• [What needs to be done]:
Filter the records below for the word "beim". Copy each line that holds it.

• [Given records]:
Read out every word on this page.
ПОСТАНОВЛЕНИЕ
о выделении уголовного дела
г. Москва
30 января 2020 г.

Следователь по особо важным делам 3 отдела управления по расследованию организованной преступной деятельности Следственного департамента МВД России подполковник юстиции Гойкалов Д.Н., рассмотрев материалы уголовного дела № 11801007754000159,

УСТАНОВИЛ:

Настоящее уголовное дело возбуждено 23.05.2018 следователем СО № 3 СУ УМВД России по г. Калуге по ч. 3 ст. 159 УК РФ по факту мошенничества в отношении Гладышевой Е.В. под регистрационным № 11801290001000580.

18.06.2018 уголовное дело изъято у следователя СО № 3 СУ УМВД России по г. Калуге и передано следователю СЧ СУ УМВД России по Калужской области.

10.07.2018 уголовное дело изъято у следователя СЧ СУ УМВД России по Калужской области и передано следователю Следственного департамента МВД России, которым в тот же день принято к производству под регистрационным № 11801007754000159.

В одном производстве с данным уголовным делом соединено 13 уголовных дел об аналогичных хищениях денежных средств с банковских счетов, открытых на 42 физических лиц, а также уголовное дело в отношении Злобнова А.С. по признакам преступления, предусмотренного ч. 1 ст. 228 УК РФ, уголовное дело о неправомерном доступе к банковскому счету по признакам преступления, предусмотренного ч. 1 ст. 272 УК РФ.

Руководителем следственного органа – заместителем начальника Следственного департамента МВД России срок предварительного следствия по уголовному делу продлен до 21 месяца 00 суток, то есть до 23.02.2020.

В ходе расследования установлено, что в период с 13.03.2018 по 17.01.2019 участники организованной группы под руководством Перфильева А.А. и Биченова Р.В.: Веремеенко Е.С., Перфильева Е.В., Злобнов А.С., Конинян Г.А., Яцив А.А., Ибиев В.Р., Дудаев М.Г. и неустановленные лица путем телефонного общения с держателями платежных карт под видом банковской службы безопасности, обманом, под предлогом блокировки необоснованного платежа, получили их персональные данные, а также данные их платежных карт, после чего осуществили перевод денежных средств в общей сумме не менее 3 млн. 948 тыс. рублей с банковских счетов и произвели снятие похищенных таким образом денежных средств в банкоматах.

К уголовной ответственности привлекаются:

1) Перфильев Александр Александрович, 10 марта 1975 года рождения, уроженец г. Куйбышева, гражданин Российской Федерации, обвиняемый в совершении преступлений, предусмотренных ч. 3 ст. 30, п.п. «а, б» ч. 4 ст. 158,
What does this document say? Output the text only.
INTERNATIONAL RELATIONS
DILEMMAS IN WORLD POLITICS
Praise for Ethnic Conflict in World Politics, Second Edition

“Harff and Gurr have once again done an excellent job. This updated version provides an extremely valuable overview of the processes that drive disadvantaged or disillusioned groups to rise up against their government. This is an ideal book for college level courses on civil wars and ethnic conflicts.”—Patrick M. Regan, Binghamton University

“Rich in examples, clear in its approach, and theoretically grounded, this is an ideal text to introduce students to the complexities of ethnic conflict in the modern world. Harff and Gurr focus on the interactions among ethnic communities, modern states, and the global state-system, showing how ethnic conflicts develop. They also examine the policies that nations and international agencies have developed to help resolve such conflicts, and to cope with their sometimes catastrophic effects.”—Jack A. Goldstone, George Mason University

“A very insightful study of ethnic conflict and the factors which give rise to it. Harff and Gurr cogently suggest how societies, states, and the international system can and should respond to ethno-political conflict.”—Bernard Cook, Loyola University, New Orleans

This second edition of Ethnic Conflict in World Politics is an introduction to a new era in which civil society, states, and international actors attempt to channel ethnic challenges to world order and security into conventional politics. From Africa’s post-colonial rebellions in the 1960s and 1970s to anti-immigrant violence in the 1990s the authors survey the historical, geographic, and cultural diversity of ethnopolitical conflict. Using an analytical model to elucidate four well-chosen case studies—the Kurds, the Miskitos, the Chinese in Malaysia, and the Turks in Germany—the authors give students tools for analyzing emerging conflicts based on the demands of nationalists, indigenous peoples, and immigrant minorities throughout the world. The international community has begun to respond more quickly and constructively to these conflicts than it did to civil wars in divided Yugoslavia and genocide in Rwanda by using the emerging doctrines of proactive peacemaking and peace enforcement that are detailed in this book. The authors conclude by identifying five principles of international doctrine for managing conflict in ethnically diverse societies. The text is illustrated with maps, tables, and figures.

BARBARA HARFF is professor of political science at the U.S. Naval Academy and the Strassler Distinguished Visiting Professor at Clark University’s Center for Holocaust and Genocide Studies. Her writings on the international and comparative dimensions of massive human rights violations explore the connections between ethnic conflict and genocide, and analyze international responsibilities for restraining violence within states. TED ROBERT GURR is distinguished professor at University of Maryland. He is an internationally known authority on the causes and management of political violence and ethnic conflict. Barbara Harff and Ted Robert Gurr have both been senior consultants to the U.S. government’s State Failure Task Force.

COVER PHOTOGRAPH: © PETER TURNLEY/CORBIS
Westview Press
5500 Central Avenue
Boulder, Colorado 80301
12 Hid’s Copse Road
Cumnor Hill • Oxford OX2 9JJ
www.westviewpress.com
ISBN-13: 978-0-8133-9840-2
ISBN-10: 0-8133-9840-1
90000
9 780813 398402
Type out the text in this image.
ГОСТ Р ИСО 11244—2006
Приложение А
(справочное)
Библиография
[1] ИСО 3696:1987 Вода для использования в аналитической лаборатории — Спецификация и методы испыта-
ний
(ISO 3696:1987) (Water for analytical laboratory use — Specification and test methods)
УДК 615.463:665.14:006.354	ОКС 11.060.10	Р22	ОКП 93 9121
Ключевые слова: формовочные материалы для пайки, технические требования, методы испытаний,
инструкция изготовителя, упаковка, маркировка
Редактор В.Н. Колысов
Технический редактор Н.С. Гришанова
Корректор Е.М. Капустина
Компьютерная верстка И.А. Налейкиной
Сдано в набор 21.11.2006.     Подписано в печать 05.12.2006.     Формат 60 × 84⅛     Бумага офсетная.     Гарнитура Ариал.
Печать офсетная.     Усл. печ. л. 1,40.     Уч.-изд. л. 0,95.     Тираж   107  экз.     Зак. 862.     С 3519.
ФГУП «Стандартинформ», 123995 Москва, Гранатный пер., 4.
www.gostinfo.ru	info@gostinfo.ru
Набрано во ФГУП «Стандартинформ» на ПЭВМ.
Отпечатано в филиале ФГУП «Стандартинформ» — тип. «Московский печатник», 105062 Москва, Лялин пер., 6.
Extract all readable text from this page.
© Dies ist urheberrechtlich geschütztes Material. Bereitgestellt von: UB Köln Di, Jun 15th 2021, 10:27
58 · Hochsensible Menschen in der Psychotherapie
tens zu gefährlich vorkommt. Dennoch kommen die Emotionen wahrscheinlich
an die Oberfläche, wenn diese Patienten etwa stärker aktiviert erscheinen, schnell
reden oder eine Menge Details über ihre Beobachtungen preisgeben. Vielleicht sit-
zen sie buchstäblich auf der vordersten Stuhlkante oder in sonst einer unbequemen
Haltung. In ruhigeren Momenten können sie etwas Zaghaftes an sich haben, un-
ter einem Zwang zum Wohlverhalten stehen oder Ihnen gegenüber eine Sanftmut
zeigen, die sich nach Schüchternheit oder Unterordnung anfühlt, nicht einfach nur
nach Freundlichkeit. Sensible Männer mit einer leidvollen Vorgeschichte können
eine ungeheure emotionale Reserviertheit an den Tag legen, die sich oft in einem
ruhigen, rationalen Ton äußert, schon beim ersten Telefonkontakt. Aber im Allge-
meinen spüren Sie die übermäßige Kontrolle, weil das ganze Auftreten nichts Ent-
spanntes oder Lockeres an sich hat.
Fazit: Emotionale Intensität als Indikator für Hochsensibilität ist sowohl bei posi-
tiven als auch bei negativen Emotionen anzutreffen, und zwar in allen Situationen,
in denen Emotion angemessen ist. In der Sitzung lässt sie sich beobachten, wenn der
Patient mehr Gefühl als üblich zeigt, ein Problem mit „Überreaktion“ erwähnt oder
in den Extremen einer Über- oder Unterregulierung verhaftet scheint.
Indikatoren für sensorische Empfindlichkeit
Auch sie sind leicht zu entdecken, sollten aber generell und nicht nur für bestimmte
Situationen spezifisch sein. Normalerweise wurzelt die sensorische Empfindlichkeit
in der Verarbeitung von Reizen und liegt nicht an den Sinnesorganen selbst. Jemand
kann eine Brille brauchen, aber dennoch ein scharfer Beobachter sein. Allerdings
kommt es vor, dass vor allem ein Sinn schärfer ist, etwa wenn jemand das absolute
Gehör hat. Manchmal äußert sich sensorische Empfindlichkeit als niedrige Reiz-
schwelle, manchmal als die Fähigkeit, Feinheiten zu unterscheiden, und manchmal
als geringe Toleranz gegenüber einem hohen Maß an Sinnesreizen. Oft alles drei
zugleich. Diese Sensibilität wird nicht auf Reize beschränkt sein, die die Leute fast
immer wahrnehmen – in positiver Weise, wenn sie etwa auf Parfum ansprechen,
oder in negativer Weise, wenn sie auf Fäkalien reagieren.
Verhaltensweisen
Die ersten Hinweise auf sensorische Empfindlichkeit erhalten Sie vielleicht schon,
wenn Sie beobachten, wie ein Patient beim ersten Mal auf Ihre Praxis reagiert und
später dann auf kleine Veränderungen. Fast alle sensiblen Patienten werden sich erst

• [Solution for this problem]:
ruhigen, rationalen Ton äußert, schon beim ersten Telefonkontakt. Aber im Allge-
wenn Sie beobachten, wie ein Patient beim ersten Mal auf Ihre Praxis reagiert und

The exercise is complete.